Task instructions:
Separate out the lines that hold "illegal".

Exercise materials:
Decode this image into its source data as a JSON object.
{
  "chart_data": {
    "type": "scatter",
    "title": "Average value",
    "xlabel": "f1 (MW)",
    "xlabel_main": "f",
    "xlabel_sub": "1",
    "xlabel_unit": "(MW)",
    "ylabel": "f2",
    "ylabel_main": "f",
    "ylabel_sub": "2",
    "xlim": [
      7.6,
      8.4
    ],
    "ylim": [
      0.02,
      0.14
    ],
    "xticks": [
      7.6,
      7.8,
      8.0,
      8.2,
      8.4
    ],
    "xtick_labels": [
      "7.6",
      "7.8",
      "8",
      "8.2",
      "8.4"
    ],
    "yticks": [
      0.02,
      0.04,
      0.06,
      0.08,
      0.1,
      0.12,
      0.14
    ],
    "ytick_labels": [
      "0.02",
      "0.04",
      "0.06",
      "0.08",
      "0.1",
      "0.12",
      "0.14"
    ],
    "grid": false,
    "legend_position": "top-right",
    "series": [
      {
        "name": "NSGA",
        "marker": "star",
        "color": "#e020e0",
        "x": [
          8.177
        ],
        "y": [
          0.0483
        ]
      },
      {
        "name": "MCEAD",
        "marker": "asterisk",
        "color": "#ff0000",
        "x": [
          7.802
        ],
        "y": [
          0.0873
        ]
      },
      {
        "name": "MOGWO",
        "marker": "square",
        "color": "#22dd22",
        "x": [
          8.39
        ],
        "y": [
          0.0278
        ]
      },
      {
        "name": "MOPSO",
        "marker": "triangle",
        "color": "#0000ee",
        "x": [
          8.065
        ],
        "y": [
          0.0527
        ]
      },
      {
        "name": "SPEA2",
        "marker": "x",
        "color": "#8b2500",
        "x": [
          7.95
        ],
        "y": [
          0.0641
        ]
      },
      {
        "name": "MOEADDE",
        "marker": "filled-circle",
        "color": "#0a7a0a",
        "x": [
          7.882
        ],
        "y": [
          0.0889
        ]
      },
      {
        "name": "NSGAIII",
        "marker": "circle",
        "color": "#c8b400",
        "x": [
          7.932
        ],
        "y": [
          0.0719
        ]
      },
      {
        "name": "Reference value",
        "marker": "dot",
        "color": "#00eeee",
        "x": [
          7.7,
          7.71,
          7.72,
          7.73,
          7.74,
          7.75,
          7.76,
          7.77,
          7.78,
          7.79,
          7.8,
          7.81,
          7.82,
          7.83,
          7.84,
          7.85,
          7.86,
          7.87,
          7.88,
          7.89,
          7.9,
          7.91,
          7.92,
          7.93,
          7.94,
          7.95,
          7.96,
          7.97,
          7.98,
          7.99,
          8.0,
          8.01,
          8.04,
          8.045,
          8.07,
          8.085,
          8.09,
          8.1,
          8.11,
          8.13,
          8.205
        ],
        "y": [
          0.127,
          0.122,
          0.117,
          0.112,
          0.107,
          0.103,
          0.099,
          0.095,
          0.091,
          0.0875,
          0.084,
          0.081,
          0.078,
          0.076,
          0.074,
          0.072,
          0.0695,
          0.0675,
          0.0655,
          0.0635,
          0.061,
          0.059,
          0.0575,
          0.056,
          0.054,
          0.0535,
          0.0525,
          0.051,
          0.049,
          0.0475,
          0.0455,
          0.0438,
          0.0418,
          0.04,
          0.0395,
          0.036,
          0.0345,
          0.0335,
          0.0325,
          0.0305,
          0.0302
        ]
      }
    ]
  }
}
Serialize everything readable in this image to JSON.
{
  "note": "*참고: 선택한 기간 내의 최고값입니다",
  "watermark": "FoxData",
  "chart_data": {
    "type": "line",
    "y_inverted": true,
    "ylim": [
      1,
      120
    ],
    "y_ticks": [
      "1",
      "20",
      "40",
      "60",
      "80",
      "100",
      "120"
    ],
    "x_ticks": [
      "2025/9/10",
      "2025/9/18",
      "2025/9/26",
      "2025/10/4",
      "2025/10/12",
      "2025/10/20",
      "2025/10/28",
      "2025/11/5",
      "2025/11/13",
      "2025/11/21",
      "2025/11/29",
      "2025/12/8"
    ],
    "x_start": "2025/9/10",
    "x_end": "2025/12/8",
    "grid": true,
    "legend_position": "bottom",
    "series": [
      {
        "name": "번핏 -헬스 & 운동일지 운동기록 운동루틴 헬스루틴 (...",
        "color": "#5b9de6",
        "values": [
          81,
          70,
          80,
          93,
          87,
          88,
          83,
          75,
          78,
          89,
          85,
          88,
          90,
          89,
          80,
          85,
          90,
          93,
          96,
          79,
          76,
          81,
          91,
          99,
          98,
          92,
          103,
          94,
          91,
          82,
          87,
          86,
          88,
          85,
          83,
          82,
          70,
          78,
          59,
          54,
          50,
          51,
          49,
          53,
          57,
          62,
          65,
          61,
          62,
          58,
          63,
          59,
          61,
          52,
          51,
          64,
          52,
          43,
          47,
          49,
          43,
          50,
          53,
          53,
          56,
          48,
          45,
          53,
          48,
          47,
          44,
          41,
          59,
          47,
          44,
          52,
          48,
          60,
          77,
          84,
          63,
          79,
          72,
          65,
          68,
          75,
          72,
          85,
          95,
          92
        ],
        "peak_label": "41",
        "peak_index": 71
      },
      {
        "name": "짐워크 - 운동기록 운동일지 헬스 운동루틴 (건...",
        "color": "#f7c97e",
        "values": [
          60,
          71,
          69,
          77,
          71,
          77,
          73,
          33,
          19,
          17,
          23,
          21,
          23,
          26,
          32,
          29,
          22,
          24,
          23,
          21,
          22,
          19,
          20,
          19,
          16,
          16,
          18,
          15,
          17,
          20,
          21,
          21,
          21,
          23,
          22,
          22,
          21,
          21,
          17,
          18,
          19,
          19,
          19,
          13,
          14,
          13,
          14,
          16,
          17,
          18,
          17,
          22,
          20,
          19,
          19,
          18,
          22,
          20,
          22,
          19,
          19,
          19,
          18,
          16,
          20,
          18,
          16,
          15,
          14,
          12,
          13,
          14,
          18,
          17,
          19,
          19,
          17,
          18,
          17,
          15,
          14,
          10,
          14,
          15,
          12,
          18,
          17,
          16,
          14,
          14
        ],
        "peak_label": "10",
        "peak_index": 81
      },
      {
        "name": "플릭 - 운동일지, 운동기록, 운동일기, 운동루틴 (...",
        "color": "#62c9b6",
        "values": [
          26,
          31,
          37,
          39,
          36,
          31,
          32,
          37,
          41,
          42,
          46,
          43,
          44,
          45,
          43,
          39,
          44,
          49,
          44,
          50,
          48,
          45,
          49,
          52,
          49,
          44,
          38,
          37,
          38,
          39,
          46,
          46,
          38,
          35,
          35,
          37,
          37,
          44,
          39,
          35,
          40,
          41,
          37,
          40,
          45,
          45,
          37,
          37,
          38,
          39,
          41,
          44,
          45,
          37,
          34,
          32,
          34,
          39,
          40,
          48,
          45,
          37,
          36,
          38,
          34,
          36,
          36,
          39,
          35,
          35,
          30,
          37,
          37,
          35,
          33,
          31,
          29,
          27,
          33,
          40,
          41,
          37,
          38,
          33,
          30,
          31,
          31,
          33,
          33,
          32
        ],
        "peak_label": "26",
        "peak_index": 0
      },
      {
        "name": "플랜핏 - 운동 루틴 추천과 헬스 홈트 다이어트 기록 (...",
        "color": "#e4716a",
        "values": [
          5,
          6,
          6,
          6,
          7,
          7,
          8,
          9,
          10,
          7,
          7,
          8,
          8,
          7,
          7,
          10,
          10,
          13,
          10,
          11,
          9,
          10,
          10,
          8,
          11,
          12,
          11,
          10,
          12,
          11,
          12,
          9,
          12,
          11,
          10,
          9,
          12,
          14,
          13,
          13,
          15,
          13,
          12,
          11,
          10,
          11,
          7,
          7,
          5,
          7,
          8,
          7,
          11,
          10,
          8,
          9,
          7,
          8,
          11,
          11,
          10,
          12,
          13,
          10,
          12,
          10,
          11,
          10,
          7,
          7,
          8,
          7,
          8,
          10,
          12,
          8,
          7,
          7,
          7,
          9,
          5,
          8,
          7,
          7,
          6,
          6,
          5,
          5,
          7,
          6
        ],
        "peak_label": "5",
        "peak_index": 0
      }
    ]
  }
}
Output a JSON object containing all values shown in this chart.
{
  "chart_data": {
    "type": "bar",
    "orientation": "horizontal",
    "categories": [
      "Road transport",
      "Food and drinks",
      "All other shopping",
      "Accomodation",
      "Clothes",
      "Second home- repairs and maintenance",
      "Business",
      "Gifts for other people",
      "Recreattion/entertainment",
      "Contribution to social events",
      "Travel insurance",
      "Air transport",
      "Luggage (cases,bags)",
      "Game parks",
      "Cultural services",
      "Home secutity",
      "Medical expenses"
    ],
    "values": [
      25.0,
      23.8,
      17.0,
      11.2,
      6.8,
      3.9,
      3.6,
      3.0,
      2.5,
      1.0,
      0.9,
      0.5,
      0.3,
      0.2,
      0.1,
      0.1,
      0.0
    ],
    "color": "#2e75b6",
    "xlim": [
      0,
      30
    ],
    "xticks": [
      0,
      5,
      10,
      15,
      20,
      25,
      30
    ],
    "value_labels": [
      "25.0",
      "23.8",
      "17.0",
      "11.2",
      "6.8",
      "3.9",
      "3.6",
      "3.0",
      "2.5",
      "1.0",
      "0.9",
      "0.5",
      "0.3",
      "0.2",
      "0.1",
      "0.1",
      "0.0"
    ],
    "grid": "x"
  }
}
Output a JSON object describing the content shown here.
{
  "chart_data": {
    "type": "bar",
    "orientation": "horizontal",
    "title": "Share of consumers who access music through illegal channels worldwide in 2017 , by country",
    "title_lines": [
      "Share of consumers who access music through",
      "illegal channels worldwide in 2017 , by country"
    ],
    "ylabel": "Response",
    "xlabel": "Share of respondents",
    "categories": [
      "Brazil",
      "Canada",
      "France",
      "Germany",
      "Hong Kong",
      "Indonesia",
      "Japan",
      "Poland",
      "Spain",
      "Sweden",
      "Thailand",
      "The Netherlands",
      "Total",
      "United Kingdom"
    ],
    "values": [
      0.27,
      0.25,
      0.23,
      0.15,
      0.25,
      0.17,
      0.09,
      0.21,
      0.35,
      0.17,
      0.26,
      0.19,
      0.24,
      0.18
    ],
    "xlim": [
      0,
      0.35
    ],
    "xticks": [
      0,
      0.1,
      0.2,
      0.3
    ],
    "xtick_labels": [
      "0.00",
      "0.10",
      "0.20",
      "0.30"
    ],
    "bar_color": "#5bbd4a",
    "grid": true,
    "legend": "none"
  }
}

Solution:
    "title": "Share of consumers who access music through illegal channels worldwide in 2017 , by country",
      "illegal channels worldwide in 2017 , by country"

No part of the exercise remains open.